start Stored records

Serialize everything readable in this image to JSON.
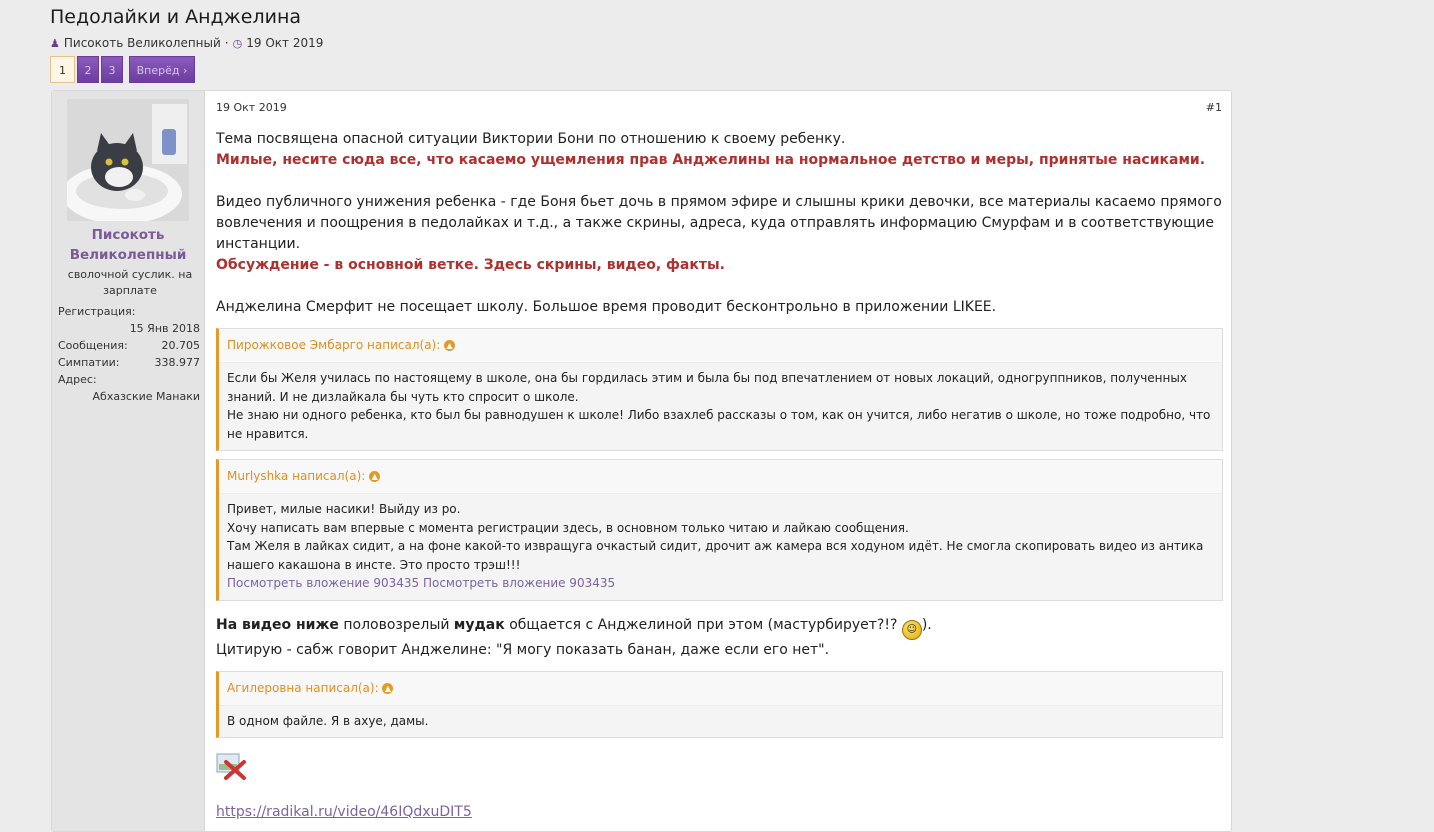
{
  "thread": {
    "title": "Педолайки и Анджелина",
    "author": "Писокоть Великолепный",
    "date": "19 Окт 2019",
    "pages": [
      "1",
      "2",
      "3"
    ],
    "next_label": "Вперёд ›"
  },
  "user": {
    "name_line1": "Писокоть",
    "name_line2": "Великолепный",
    "title": "сволочной суслик. на зарплате",
    "reg_label": "Регистрация:",
    "reg_value": "15 Янв 2018",
    "msgs_label": "Сообщения:",
    "msgs_value": "20.705",
    "likes_label": "Симпатии:",
    "likes_value": "338.977",
    "addr_label": "Адрес:",
    "addr_value": "Абхазские Манаки"
  },
  "post": {
    "date": "19 Окт 2019",
    "number": "#1",
    "p1": "Тема посвящена опасной ситуации Виктории Бони по отношению к своему ребенку.",
    "p1_red": "Милые, несите сюда все, что касаемо ущемления прав Анджелины на нормальное детство и меры, принятые насиками.",
    "p2": "Видео публичного унижения ребенка - где Боня бьет дочь в прямом эфире и слышны крики девочки, все материалы касаемо прямого вовлечения и поощрения в педолайках и т.д., а также скрины, адреса, куда отправлять информацию Смурфам и в соответствующие инстанции.",
    "p2_red": "Обсуждение - в основной ветке. Здесь скрины, видео, факты.",
    "p3": "Анджелина Смерфит не посещает школу. Большое время проводит бесконтрольно в приложении LIKEE.",
    "quote1_head": "Пирожковое Эмбарго написал(а):",
    "quote1_l1": "Если бы Желя училась по настоящему в школе, она бы гордилась этим и была бы под впечатлением от новых локаций, одногруппников, полученных знаний. И не дизлайкала бы чуть кто спросит о школе.",
    "quote1_l2": "Не знаю ни одного ребенка, кто был бы равнодушен к школе! Либо взахлеб рассказы о том, как он учится, либо негатив о школе, но тоже подробно, что не нравится.",
    "quote2_head": "Murlyshka написал(а):",
    "quote2_l1": "Привет, милые насики! Выйду из ро.",
    "quote2_l2": "Хочу написать вам впервые с момента регистрации здесь, в основном только читаю и лайкаю сообщения.",
    "quote2_l3": "Там Желя в лайках сидит, а на фоне какой-то извращуга очкастый сидит, дрочит аж камера вся ходуном идёт. Не смогла скопировать видео из антика нашего какашона в инсте. Это просто трэш!!!",
    "quote2_att": "Посмотреть вложение 903435 Посмотреть вложение 903435",
    "p4_b1": "На видео ниже",
    "p4_t1": " половозрелый ",
    "p4_b2": "мудак",
    "p4_t2": " общается с Анджелиной при этом (мастурбирует?!? ",
    "p4_t3": ").",
    "p5": "Цитирую - сабж говорит Анджелине: \"Я могу показать банан, даже если его нет\".",
    "quote3_head": "Агилеровна написал(а):",
    "quote3_l1": "В одном файле. Я в ахуе, дамы.",
    "link": "https://radikal.ru/video/46IQdxuDIT5"
  }
}
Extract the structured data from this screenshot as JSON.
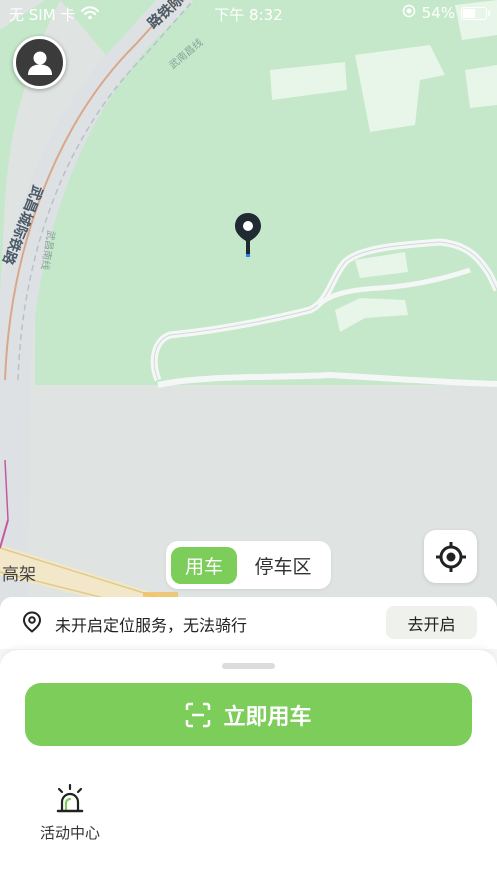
{
  "status_bar": {
    "carrier": "无 SIM 卡",
    "time": "下午 8:32",
    "battery_percent": "54%",
    "battery_level": 0.54
  },
  "map": {
    "labels": {
      "railway_top": "路铁际城",
      "road_top": "武南昌线",
      "railway_left": "武昌城际铁路",
      "road_left": "武昌南线",
      "elevated": "高架"
    }
  },
  "mode_tabs": {
    "active": "用车",
    "inactive": "停车区"
  },
  "location_banner": {
    "message": "未开启定位服务，无法骑行",
    "action": "去开启"
  },
  "bottom_sheet": {
    "ride_button": "立即用车",
    "activity_center": "活动中心"
  },
  "colors": {
    "accent_green": "#7dcd5a",
    "map_green": "#c4e8c9",
    "map_grey": "#dfe3e1"
  },
  "icons": [
    "avatar-icon",
    "map-pin-icon",
    "locate-icon",
    "location-pin-icon",
    "scan-icon",
    "alarm-light-icon",
    "wifi-icon",
    "location-status-icon",
    "battery-icon"
  ]
}
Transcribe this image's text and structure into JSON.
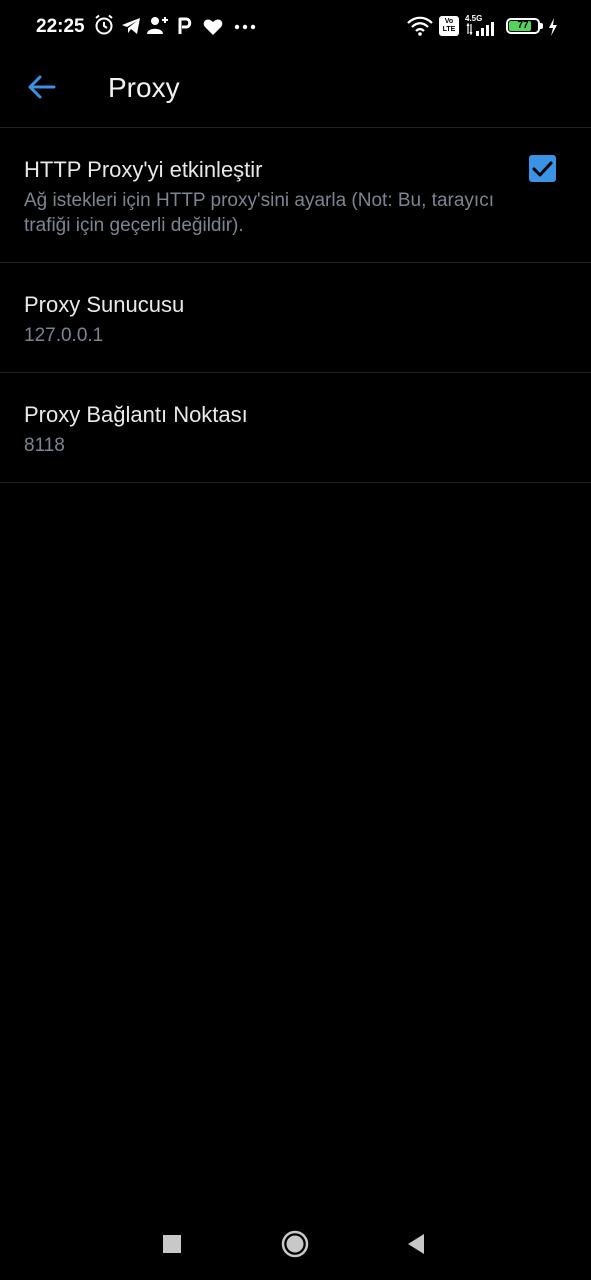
{
  "status_bar": {
    "time": "22:25",
    "icons": [
      "alarm-icon",
      "telegram-icon",
      "add-person-icon",
      "p-icon",
      "heart-icon",
      "more-dots-icon"
    ],
    "network_label": "4.5G",
    "volte_label": "Vo LTE",
    "battery_level": "77"
  },
  "app_bar": {
    "title": "Proxy"
  },
  "preferences": [
    {
      "title": "HTTP Proxy'yi etkinleştir",
      "summary": "Ağ istekleri için HTTP proxy'sini ayarla (Not: Bu, tarayıcı trafiği için geçerli değildir).",
      "checked": true
    },
    {
      "title": "Proxy Sunucusu",
      "summary": "127.0.0.1"
    },
    {
      "title": "Proxy Bağlantı Noktası",
      "summary": "8118"
    }
  ],
  "colors": {
    "accent": "#3a93e4",
    "background": "#000000",
    "summary_text": "#7d8590"
  }
}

end Stored records

» **Directive**
Omit every picture, then repeat the remaining data exactly as it appears above.

» **Solution to this exercise**
Serialize everything readable in this image to JSON.
{
  "thread": {
    "title": "Педолайки и Анджелина",
    "author": "Писокоть Великолепный",
    "date": "19 Окт 2019",
    "pages": [
      "1",
      "2",
      "3"
    ],
    "next_label": "Вперёд ›"
  },
  "user": {
    "name_line1": "Писокоть",
    "name_line2": "Великолепный",
    "title": "сволочной суслик. на зарплате",
    "reg_label": "Регистрация:",
    "reg_value": "15 Янв 2018",
    "msgs_label": "Сообщения:",
    "msgs_value": "20.705",
    "likes_label": "Симпатии:",
    "likes_value": "338.977",
    "addr_label": "Адрес:",
    "addr_value": "Абхазские Манаки"
  },
  "post": {
    "date": "19 Окт 2019",
    "number": "#1",
    "p1": "Тема посвящена опасной ситуации Виктории Бони по отношению к своему ребенку.",
    "p1_red": "Милые, несите сюда все, что касаемо ущемления прав Анджелины на нормальное детство и меры, принятые насиками.",
    "p2": "Видео публичного унижения ребенка - где Боня бьет дочь в прямом эфире и слышны крики девочки, все материалы касаемо прямого вовлечения и поощрения в педолайках и т.д., а также скрины, адреса, куда отправлять информацию Смурфам и в соответствующие инстанции.",
    "p2_red": "Обсуждение - в основной ветке. Здесь скрины, видео, факты.",
    "p3": "Анджелина Смерфит не посещает школу. Большое время проводит бесконтрольно в приложении LIKEE.",
    "quote1_head": "Пирожковое Эмбарго написал(а):",
    "quote1_l1": "Если бы Желя училась по настоящему в школе, она бы гордилась этим и была бы под впечатлением от новых локаций, одногруппников, полученных знаний. И не дизлайкала бы чуть кто спросит о школе.",
    "quote1_l2": "Не знаю ни одного ребенка, кто был бы равнодушен к школе! Либо взахлеб рассказы о том, как он учится, либо негатив о школе, но тоже подробно, что не нравится.",
    "quote2_head": "Murlyshka написал(а):",
    "quote2_l1": "Привет, милые насики! Выйду из ро.",
    "quote2_l2": "Хочу написать вам впервые с момента регистрации здесь, в основном только читаю и лайкаю сообщения.",
    "quote2_l3": "Там Желя в лайках сидит, а на фоне какой-то извращуга очкастый сидит, дрочит аж камера вся ходуном идёт. Не смогла скопировать видео из антика нашего какашона в инсте. Это просто трэш!!!",
    "quote2_att": "Посмотреть вложение 903435 Посмотреть вложение 903435",
    "p4_b1": "На видео ниже",
    "p4_t1": " половозрелый ",
    "p4_b2": "мудак",
    "p4_t2": " общается с Анджелиной при этом (мастурбирует?!? ",
    "p4_t3": ").",
    "p5": "Цитирую - сабж говорит Анджелине: \"Я могу показать банан, даже если его нет\".",
    "quote3_head": "Агилеровна написал(а):",
    "quote3_l1": "В одном файле. Я в ахуе, дамы.",
    "link": "https://radikal.ru/video/46IQdxuDIT5"
  }
}
Extract the structured data from this screenshot as JSON.
{
  "status_bar": {
    "carrier": "无 SIM 卡",
    "time": "下午 8:32",
    "battery_percent": "54%",
    "battery_level": 0.54
  },
  "map": {
    "labels": {
      "railway_top": "路铁际城",
      "road_top": "武南昌线",
      "railway_left": "武昌城际铁路",
      "road_left": "武昌南线",
      "elevated": "高架"
    }
  },
  "mode_tabs": {
    "active": "用车",
    "inactive": "停车区"
  },
  "location_banner": {
    "message": "未开启定位服务，无法骑行",
    "action": "去开启"
  },
  "bottom_sheet": {
    "ride_button": "立即用车",
    "activity_center": "活动中心"
  },
  "colors": {
    "accent_green": "#7dcd5a",
    "map_green": "#c4e8c9",
    "map_grey": "#dfe3e1"
  },
  "icons": [
    "avatar-icon",
    "map-pin-icon",
    "locate-icon",
    "location-pin-icon",
    "scan-icon",
    "alarm-light-icon",
    "wifi-icon",
    "location-status-icon",
    "battery-icon"
  ]
}
Transcribe this image's text and structure into JSON.
{
  "status_bar": {
    "time": "22:25",
    "icons": [
      "alarm-icon",
      "telegram-icon",
      "add-person-icon",
      "p-icon",
      "heart-icon",
      "more-dots-icon"
    ],
    "network_label": "4.5G",
    "volte_label": "Vo LTE",
    "battery_level": "77"
  },
  "app_bar": {
    "title": "Proxy"
  },
  "preferences": [
    {
      "title": "HTTP Proxy'yi etkinleştir",
      "summary": "Ağ istekleri için HTTP proxy'sini ayarla (Not: Bu, tarayıcı trafiği için geçerli değildir).",
      "checked": true
    },
    {
      "title": "Proxy Sunucusu",
      "summary": "127.0.0.1"
    },
    {
      "title": "Proxy Bağlantı Noktası",
      "summary": "8118"
    }
  ],
  "colors": {
    "accent": "#3a93e4",
    "background": "#000000",
    "summary_text": "#7d8590"
  }
}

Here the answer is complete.